Select all lines holding the word "this" from the entries that follow.

--- Start ---

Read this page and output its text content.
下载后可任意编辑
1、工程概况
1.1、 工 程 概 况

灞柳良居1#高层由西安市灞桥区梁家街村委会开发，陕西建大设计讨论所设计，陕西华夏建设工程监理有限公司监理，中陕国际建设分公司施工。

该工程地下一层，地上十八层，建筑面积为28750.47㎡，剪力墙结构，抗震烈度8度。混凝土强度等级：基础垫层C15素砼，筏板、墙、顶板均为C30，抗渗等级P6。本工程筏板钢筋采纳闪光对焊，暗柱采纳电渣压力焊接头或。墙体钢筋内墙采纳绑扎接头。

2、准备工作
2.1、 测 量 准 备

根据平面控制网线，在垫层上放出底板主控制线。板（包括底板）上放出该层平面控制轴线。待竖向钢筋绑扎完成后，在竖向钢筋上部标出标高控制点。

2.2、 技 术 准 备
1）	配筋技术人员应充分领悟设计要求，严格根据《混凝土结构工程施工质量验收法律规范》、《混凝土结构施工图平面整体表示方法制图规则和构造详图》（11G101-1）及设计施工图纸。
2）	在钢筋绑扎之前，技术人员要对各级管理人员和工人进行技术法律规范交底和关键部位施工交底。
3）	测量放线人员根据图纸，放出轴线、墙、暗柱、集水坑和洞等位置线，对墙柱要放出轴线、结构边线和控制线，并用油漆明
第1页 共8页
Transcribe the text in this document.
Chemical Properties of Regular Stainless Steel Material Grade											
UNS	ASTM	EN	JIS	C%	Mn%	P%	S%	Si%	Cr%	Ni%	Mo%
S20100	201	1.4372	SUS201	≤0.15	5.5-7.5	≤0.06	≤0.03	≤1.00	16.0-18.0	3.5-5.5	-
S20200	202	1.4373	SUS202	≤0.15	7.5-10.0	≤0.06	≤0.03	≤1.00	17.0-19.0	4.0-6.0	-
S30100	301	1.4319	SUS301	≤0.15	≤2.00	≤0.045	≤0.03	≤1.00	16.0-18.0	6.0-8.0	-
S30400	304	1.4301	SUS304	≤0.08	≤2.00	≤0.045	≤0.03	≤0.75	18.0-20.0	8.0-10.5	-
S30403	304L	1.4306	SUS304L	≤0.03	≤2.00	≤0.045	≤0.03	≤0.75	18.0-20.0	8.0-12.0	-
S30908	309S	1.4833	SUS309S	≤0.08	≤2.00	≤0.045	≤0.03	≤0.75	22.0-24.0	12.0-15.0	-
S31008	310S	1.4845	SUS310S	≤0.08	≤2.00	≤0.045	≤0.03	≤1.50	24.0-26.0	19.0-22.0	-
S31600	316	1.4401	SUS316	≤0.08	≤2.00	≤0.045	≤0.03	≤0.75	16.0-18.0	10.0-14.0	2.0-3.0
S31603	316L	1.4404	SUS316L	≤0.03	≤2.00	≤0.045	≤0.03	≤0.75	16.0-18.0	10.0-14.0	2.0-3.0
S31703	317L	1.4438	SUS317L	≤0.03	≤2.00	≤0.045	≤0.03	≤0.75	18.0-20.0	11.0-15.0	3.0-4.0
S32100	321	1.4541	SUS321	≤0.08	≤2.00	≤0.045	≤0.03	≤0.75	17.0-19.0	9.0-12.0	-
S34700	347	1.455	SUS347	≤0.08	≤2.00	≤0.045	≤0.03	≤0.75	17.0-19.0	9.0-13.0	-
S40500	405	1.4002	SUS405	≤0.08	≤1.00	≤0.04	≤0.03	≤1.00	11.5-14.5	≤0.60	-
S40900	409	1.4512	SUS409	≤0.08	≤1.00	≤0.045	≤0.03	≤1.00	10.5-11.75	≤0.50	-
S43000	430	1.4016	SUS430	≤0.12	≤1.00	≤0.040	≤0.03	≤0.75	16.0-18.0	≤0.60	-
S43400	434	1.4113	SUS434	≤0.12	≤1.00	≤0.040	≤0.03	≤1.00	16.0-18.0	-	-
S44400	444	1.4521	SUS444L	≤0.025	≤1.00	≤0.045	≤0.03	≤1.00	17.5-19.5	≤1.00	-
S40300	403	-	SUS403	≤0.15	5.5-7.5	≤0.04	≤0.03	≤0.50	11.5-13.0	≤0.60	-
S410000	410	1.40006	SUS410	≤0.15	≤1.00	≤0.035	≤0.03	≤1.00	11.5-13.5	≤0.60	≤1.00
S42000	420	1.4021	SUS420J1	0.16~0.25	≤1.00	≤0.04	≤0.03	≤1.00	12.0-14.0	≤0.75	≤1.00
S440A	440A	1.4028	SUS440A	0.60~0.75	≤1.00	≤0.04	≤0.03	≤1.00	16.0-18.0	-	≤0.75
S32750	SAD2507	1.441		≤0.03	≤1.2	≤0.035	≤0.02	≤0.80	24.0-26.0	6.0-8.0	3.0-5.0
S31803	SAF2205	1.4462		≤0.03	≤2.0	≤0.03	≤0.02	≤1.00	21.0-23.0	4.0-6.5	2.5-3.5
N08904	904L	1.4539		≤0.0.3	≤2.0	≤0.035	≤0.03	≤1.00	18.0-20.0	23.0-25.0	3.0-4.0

--- End ---

▶ **Exercise output**:
Read this page and output its text content.
Transcribe the text in this document.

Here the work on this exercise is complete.